→ **TASK TO COMPLETE**
Print the records again, character for character.

*-*-*

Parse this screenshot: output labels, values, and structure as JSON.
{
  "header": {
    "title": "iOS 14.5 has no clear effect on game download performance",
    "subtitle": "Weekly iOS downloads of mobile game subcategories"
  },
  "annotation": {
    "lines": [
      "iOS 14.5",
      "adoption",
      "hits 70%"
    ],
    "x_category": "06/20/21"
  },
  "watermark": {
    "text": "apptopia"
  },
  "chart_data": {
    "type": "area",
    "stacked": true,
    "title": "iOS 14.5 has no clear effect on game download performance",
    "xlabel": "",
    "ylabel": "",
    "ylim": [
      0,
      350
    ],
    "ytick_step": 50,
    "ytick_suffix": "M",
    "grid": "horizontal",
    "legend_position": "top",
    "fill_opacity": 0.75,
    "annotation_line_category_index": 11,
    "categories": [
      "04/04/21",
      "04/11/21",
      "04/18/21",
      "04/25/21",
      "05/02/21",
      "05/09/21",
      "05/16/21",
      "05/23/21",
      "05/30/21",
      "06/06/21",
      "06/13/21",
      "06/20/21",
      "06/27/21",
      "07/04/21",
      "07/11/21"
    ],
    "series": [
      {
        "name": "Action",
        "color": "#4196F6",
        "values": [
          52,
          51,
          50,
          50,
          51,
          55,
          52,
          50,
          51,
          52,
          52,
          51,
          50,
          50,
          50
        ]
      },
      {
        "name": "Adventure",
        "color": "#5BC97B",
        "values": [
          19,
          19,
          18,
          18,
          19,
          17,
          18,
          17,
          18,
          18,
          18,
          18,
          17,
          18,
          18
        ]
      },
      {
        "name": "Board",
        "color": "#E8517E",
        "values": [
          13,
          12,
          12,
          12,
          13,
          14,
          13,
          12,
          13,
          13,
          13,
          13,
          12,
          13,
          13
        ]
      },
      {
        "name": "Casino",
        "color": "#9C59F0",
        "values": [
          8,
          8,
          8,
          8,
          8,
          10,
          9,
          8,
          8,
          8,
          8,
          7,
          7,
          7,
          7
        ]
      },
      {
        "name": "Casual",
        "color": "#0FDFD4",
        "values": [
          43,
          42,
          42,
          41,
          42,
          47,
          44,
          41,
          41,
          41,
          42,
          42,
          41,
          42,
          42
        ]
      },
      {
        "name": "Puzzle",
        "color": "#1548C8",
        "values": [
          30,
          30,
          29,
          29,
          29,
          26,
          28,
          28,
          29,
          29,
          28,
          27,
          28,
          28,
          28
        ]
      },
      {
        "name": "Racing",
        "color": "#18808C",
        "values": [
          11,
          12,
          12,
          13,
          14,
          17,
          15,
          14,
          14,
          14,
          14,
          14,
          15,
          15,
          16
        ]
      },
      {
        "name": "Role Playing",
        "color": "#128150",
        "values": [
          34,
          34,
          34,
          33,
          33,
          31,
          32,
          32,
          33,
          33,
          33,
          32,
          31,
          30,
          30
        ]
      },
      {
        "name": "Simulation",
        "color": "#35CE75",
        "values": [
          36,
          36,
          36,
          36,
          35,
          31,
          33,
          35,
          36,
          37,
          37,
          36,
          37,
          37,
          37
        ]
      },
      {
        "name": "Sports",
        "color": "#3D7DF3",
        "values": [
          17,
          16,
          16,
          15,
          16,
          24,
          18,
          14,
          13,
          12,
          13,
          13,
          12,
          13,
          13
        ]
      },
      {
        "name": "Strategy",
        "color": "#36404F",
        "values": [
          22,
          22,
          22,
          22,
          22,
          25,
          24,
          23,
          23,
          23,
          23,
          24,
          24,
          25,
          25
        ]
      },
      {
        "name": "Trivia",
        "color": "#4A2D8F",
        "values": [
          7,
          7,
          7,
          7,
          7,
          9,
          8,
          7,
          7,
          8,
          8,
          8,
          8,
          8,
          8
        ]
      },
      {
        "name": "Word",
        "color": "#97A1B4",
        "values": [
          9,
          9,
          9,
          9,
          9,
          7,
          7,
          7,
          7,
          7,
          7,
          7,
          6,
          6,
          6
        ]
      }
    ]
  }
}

*-*-*

→ **TASK ANSWER**
Parse this screenshot: output labels, values, and structure as JSON.
{
  "header": {
    "title": "iOS 14.5 has no clear effect on game download performance",
    "subtitle": "Weekly iOS downloads of mobile game subcategories"
  },
  "annotation": {
    "lines": [
      "iOS 14.5",
      "adoption",
      "hits 70%"
    ],
    "x_category": "06/20/21"
  },
  "watermark": {
    "text": "apptopia"
  },
  "chart_data": {
    "type": "area",
    "stacked": true,
    "title": "iOS 14.5 has no clear effect on game download performance",
    "xlabel": "",
    "ylabel": "",
    "ylim": [
      0,
      350
    ],
    "ytick_step": 50,
    "ytick_suffix": "M",
    "grid": "horizontal",
    "legend_position": "top",
    "fill_opacity": 0.75,
    "annotation_line_category_index": 11,
    "categories": [
      "04/04/21",
      "04/11/21",
      "04/18/21",
      "04/25/21",
      "05/02/21",
      "05/09/21",
      "05/16/21",
      "05/23/21",
      "05/30/21",
      "06/06/21",
      "06/13/21",
      "06/20/21",
      "06/27/21",
      "07/04/21",
      "07/11/21"
    ],
    "series": [
      {
        "name": "Action",
        "color": "#4196F6",
        "values": [
          52,
          51,
          50,
          50,
          51,
          55,
          52,
          50,
          51,
          52,
          52,
          51,
          50,
          50,
          50
        ]
      },
      {
        "name": "Adventure",
        "color": "#5BC97B",
        "values": [
          19,
          19,
          18,
          18,
          19,
          17,
          18,
          17,
          18,
          18,
          18,
          18,
          17,
          18,
          18
        ]
      },
      {
        "name": "Board",
        "color": "#E8517E",
        "values": [
          13,
          12,
          12,
          12,
          13,
          14,
          13,
          12,
          13,
          13,
          13,
          13,
          12,
          13,
          13
        ]
      },
      {
        "name": "Casino",
        "color": "#9C59F0",
        "values": [
          8,
          8,
          8,
          8,
          8,
          10,
          9,
          8,
          8,
          8,
          8,
          7,
          7,
          7,
          7
        ]
      },
      {
        "name": "Casual",
        "color": "#0FDFD4",
        "values": [
          43,
          42,
          42,
          41,
          42,
          47,
          44,
          41,
          41,
          41,
          42,
          42,
          41,
          42,
          42
        ]
      },
      {
        "name": "Puzzle",
        "color": "#1548C8",
        "values": [
          30,
          30,
          29,
          29,
          29,
          26,
          28,
          28,
          29,
          29,
          28,
          27,
          28,
          28,
          28
        ]
      },
      {
        "name": "Racing",
        "color": "#18808C",
        "values": [
          11,
          12,
          12,
          13,
          14,
          17,
          15,
          14,
          14,
          14,
          14,
          14,
          15,
          15,
          16
        ]
      },
      {
        "name": "Role Playing",
        "color": "#128150",
        "values": [
          34,
          34,
          34,
          33,
          33,
          31,
          32,
          32,
          33,
          33,
          33,
          32,
          31,
          30,
          30
        ]
      },
      {
        "name": "Simulation",
        "color": "#35CE75",
        "values": [
          36,
          36,
          36,
          36,
          35,
          31,
          33,
          35,
          36,
          37,
          37,
          36,
          37,
          37,
          37
        ]
      },
      {
        "name": "Sports",
        "color": "#3D7DF3",
        "values": [
          17,
          16,
          16,
          15,
          16,
          24,
          18,
          14,
          13,
          12,
          13,
          13,
          12,
          13,
          13
        ]
      },
      {
        "name": "Strategy",
        "color": "#36404F",
        "values": [
          22,
          22,
          22,
          22,
          22,
          25,
          24,
          23,
          23,
          23,
          23,
          24,
          24,
          25,
          25
        ]
      },
      {
        "name": "Trivia",
        "color": "#4A2D8F",
        "values": [
          7,
          7,
          7,
          7,
          7,
          9,
          8,
          7,
          7,
          8,
          8,
          8,
          8,
          8,
          8
        ]
      },
      {
        "name": "Word",
        "color": "#97A1B4",
        "values": [
          9,
          9,
          9,
          9,
          9,
          7,
          7,
          7,
          7,
          7,
          7,
          7,
          6,
          6,
          6
        ]
      }
    ]
  }
}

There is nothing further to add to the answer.